Of the lines in the listing below, how many hold "text"? Answer with the number only.

....

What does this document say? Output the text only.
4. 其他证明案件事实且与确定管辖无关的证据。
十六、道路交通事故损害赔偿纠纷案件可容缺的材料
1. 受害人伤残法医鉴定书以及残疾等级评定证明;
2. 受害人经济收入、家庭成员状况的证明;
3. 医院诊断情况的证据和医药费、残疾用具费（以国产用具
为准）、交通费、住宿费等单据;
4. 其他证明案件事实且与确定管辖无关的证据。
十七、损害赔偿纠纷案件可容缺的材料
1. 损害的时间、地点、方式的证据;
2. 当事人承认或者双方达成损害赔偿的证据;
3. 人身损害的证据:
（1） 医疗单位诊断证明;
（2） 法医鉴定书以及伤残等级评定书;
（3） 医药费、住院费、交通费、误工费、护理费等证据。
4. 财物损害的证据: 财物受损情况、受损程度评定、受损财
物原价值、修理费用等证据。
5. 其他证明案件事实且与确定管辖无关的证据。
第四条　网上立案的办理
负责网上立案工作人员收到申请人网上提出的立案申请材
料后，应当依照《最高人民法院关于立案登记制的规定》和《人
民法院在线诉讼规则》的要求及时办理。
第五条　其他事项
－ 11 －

....

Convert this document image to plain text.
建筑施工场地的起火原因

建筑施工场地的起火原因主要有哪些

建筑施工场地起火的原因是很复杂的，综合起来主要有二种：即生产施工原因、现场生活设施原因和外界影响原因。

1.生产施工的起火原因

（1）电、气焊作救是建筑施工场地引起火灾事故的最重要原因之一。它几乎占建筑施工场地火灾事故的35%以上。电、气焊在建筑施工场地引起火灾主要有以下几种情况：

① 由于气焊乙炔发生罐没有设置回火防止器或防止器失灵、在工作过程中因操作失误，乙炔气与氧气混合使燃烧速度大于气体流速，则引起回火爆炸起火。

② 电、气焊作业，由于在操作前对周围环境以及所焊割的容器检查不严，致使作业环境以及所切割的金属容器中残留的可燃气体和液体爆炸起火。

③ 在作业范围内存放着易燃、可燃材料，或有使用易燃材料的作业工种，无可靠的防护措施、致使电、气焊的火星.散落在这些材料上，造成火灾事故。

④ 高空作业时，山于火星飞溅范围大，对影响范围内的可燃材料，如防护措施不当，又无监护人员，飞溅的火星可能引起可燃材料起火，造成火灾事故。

....

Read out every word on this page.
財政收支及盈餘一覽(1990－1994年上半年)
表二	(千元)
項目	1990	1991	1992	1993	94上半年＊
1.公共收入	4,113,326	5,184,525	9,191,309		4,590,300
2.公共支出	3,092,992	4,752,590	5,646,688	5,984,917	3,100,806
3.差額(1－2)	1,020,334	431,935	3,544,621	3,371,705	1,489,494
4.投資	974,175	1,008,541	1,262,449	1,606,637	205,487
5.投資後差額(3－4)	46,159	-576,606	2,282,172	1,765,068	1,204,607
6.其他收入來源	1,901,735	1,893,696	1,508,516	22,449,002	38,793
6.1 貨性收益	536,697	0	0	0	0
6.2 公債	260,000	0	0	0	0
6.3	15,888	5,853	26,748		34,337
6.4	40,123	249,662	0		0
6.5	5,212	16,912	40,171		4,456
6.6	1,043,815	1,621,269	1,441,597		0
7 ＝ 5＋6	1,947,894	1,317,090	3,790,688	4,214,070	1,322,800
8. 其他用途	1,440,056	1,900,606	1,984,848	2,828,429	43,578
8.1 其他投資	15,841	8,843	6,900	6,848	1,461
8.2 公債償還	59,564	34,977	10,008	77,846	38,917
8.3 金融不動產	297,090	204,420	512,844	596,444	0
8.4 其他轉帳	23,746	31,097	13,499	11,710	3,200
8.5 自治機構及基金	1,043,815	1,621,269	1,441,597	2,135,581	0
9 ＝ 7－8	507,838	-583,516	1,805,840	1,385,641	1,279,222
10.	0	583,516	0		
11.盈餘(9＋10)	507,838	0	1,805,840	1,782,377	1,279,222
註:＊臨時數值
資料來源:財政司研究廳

....

Final result
2